■ What needs to be done
Reproduce the records below character for character, starting at the first line and ending with the line that contains "ref-field[interactable] [636,603,762,627]", with both of those lines included.

[Layout dataset entries]
··········
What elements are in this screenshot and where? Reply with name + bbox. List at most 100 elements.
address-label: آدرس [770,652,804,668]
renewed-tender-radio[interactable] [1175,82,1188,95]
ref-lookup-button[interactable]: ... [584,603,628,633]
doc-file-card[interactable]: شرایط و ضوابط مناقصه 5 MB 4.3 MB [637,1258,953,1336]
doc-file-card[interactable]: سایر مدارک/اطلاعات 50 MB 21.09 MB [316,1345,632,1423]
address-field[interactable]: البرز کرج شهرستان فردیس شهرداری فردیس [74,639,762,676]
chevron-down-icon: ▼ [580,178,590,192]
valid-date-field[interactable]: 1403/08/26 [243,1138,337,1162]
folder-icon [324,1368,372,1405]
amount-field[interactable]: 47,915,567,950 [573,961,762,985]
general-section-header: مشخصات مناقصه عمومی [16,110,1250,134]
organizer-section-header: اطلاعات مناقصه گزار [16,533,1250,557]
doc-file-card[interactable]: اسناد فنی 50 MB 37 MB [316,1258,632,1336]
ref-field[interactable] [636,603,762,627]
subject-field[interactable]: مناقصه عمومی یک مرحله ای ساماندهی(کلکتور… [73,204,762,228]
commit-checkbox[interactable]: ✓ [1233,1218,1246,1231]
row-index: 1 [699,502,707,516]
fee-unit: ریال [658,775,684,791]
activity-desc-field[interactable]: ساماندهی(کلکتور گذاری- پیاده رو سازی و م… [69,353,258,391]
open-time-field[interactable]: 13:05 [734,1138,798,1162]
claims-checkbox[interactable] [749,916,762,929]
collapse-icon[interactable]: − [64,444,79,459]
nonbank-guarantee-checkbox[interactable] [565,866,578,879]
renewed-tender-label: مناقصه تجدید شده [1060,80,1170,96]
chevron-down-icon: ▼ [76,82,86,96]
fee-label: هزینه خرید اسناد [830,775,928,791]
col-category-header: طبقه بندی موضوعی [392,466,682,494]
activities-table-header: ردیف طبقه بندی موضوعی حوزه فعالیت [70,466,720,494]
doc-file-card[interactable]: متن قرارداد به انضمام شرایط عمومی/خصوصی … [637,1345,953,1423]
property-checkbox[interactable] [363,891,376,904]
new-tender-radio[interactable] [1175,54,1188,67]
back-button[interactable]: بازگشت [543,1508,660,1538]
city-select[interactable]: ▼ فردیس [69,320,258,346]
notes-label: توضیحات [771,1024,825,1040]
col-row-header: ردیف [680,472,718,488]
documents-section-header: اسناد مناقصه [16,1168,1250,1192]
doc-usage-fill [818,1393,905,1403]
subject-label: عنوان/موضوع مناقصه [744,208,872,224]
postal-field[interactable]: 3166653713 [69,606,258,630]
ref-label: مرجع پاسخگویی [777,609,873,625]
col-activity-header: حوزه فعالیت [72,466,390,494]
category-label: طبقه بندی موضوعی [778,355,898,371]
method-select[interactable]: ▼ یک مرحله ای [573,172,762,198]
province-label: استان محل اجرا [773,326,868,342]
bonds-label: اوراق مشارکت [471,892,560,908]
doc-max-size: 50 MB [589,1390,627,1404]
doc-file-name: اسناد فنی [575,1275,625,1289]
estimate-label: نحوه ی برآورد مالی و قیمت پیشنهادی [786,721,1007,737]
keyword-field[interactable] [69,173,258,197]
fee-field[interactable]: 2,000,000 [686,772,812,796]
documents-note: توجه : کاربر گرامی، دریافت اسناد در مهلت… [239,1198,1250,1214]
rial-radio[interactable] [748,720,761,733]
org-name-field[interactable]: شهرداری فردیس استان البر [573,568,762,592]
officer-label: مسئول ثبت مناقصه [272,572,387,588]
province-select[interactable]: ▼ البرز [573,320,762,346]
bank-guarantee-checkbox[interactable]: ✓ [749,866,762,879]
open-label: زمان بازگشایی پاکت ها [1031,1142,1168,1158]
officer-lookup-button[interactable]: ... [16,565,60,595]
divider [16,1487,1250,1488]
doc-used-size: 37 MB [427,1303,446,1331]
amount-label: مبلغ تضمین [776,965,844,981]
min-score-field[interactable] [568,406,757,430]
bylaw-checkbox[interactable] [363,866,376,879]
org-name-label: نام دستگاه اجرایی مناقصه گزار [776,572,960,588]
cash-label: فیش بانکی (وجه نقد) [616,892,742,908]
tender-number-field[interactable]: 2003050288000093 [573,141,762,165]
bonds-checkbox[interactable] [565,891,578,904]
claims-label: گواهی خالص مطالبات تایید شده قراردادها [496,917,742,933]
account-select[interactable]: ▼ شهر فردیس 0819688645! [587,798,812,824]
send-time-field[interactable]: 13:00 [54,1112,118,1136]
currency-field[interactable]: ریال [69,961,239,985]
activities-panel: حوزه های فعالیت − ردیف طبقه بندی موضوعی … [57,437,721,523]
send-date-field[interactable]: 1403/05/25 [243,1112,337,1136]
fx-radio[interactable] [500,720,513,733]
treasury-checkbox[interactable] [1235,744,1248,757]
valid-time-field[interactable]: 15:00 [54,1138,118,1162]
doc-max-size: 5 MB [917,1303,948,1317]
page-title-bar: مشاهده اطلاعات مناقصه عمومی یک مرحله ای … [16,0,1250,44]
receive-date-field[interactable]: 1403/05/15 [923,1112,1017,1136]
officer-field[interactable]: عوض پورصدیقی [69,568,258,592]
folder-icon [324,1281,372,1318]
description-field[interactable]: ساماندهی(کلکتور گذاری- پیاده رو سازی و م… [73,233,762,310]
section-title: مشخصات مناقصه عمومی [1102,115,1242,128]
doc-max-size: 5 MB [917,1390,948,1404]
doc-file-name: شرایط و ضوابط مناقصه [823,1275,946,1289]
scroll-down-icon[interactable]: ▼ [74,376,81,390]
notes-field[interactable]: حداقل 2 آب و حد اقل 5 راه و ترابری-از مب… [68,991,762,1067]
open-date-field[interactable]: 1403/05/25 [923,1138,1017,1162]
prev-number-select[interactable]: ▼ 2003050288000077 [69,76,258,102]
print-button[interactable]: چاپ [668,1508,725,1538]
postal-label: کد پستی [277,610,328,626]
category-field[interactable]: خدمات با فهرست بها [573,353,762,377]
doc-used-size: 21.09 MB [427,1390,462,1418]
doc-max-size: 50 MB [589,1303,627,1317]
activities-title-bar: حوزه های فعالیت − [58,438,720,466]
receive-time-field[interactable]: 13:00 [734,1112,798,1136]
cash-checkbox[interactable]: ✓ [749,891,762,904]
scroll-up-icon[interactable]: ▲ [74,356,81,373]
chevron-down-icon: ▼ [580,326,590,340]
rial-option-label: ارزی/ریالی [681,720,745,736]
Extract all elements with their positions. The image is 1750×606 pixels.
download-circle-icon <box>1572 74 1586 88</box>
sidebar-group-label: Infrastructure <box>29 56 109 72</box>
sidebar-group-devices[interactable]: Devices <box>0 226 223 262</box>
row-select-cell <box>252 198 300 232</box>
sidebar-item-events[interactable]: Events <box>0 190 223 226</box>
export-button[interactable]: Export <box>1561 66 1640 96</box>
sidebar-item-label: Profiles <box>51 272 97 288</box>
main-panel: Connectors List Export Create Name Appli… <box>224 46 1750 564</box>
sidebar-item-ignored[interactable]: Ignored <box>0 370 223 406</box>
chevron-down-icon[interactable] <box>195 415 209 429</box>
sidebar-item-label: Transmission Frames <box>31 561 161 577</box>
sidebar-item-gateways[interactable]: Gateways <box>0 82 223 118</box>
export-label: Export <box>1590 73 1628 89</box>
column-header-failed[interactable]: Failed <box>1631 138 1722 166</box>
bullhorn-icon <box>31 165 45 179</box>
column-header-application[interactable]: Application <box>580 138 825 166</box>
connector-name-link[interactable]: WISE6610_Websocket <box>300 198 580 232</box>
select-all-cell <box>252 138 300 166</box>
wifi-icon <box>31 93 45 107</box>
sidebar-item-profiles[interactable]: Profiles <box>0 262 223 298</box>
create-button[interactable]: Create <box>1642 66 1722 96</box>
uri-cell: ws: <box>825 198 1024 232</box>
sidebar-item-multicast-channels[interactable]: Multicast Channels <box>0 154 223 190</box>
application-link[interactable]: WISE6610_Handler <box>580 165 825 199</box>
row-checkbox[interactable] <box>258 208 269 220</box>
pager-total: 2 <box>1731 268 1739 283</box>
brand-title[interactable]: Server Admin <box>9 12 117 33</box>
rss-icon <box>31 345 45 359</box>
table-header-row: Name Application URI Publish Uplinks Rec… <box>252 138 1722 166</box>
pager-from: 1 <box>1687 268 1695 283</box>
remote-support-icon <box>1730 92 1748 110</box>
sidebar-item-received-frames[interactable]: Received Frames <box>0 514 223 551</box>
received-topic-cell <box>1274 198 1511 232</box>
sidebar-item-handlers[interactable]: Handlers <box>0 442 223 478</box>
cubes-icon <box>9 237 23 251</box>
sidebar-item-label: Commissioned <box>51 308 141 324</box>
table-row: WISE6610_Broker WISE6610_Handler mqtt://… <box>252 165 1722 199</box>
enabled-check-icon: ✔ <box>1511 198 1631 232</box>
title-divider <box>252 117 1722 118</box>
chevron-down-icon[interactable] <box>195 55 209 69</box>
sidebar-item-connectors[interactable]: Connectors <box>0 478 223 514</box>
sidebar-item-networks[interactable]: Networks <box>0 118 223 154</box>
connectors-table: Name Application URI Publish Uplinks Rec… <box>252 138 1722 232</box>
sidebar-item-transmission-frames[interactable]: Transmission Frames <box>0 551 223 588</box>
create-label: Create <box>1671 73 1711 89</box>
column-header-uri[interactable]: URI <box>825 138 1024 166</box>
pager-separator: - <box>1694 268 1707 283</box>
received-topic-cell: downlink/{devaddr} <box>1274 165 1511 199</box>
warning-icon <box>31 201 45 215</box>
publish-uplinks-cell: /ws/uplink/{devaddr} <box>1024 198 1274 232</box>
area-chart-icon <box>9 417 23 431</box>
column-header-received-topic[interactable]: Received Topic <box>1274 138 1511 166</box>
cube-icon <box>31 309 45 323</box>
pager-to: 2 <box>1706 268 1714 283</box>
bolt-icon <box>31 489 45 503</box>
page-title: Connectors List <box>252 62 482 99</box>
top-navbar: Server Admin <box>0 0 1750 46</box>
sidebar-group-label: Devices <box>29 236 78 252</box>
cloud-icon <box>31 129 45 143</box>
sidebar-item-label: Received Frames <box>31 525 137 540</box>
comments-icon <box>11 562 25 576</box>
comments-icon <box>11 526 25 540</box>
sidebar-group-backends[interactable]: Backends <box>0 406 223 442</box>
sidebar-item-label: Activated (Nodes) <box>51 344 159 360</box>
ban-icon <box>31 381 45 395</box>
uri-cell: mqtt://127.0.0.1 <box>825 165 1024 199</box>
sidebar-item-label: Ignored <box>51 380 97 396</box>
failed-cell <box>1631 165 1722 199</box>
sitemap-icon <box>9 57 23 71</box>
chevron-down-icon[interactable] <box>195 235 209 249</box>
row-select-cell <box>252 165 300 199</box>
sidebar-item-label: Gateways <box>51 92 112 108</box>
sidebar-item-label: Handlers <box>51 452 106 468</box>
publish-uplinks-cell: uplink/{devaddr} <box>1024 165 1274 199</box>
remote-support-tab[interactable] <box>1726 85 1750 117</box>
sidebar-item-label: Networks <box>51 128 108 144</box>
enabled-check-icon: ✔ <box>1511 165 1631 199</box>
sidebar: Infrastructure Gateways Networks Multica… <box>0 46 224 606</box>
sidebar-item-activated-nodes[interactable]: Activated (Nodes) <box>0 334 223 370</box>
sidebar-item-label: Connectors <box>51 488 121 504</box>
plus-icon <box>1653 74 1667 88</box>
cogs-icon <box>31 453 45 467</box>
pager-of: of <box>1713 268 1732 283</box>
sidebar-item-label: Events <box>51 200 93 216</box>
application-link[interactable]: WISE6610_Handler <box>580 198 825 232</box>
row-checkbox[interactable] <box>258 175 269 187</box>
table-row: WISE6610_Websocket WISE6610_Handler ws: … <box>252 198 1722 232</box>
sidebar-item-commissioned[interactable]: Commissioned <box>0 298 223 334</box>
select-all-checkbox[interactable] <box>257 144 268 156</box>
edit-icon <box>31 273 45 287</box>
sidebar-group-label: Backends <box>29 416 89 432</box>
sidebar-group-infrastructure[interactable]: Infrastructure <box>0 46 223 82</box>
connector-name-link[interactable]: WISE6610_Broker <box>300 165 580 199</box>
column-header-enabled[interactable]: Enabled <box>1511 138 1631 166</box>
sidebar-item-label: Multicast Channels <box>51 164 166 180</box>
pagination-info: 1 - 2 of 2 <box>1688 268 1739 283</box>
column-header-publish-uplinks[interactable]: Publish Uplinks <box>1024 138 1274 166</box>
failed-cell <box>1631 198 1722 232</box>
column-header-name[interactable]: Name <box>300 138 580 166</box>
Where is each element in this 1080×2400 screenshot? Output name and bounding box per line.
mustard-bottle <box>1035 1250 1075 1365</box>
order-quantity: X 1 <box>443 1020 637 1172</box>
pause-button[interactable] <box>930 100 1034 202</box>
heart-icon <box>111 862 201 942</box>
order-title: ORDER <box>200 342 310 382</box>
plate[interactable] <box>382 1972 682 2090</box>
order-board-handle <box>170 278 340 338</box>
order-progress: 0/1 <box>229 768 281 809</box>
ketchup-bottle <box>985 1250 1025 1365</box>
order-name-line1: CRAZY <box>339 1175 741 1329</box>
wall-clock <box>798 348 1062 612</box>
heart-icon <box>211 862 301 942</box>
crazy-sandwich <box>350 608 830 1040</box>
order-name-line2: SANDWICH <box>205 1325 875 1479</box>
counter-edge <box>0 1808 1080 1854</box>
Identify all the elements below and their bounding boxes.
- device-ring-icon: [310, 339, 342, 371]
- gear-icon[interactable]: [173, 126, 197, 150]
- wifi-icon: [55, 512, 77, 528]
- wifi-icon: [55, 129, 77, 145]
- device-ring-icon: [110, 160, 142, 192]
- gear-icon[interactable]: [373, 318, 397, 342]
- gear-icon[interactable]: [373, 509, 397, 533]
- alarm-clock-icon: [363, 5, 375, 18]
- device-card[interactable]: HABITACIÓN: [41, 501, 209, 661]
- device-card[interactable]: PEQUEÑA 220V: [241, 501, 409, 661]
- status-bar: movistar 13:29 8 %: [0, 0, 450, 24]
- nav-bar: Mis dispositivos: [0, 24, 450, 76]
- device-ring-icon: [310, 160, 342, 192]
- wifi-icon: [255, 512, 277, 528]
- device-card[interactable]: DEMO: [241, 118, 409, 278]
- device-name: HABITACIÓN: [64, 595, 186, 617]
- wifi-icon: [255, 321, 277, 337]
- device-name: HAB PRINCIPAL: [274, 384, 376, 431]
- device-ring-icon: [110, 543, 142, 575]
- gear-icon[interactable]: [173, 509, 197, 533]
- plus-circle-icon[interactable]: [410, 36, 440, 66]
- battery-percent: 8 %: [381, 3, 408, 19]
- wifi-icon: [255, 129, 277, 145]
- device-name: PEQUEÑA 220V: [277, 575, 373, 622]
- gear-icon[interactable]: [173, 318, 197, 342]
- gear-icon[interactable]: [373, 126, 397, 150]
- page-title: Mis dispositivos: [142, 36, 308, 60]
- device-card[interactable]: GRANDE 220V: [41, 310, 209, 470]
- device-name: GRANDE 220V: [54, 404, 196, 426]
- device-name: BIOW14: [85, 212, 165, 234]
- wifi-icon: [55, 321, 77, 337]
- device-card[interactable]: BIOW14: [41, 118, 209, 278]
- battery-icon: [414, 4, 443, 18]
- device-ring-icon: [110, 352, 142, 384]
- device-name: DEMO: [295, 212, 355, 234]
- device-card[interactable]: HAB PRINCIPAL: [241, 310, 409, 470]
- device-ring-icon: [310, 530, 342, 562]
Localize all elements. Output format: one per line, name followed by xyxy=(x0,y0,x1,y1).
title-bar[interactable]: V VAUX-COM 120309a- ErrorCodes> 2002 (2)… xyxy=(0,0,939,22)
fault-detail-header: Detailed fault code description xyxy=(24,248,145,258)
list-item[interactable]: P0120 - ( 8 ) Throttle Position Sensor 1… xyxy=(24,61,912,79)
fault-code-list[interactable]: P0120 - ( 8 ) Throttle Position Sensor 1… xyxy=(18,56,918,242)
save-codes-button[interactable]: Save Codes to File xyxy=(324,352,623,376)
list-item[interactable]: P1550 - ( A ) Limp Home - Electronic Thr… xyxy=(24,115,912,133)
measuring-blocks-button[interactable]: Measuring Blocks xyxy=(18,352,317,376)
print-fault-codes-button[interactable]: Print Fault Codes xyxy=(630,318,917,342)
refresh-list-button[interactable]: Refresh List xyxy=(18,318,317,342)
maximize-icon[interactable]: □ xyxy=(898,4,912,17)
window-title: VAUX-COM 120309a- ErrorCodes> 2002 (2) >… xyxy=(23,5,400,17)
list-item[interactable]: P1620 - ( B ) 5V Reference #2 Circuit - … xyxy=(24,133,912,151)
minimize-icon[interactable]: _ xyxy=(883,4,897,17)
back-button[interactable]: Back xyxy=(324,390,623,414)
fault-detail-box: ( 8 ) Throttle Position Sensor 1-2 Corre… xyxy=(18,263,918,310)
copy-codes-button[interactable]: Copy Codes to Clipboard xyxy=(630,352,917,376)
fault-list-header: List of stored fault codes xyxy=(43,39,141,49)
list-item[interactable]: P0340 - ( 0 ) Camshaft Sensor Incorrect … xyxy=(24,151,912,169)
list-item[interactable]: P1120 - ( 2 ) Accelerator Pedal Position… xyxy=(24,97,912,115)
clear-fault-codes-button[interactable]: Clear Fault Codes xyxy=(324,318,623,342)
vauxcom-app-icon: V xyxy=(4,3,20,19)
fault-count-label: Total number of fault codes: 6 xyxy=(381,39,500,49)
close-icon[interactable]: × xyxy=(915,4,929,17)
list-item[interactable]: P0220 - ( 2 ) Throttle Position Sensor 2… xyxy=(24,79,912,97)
··········
■ Answer to the exercise
What elements are in this screenshot and where? Reply with name + bbox. List at most 100 elements.
address-label: آدرس [770,652,804,668]
renewed-tender-radio[interactable] [1175,82,1188,95]
ref-lookup-button[interactable]: ... [584,603,628,633]
doc-file-card[interactable]: شرایط و ضوابط مناقصه 5 MB 4.3 MB [637,1258,953,1336]
doc-file-card[interactable]: سایر مدارک/اطلاعات 50 MB 21.09 MB [316,1345,632,1423]
address-field[interactable]: البرز کرج شهرستان فردیس شهرداری فردیس [74,639,762,676]
chevron-down-icon: ▼ [580,178,590,192]
valid-date-field[interactable]: 1403/08/26 [243,1138,337,1162]
folder-icon [324,1368,372,1405]
amount-field[interactable]: 47,915,567,950 [573,961,762,985]
general-section-header: مشخصات مناقصه عمومی [16,110,1250,134]
organizer-section-header: اطلاعات مناقصه گزار [16,533,1250,557]
doc-file-card[interactable]: اسناد فنی 50 MB 37 MB [316,1258,632,1336]
ref-field[interactable] [636,603,762,627]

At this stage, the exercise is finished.